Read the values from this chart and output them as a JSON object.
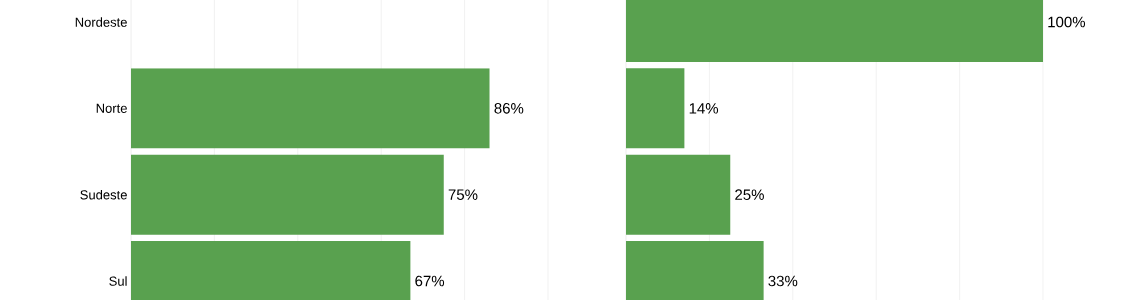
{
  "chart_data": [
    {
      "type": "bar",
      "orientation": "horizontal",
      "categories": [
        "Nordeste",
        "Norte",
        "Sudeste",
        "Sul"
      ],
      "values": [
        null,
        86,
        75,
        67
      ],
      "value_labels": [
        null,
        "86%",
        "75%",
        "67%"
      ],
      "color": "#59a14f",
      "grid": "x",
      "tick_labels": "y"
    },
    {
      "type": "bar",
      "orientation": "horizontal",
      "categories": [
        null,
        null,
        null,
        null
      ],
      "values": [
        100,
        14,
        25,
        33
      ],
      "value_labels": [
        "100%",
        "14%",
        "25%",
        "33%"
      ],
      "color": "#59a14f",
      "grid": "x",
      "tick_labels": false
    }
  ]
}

══════

## [Goal]
Repeat the material above word for word, please, apart from its images.

## [Task result]
Read the values from this chart and output them as a JSON object.
{
  "chart_data": [
    {
      "type": "bar",
      "orientation": "horizontal",
      "categories": [
        "Nordeste",
        "Norte",
        "Sudeste",
        "Sul"
      ],
      "values": [
        null,
        86,
        75,
        67
      ],
      "value_labels": [
        null,
        "86%",
        "75%",
        "67%"
      ],
      "color": "#59a14f",
      "grid": "x",
      "tick_labels": "y"
    },
    {
      "type": "bar",
      "orientation": "horizontal",
      "categories": [
        null,
        null,
        null,
        null
      ],
      "values": [
        100,
        14,
        25,
        33
      ],
      "value_labels": [
        "100%",
        "14%",
        "25%",
        "33%"
      ],
      "color": "#59a14f",
      "grid": "x",
      "tick_labels": false
    }
  ]
}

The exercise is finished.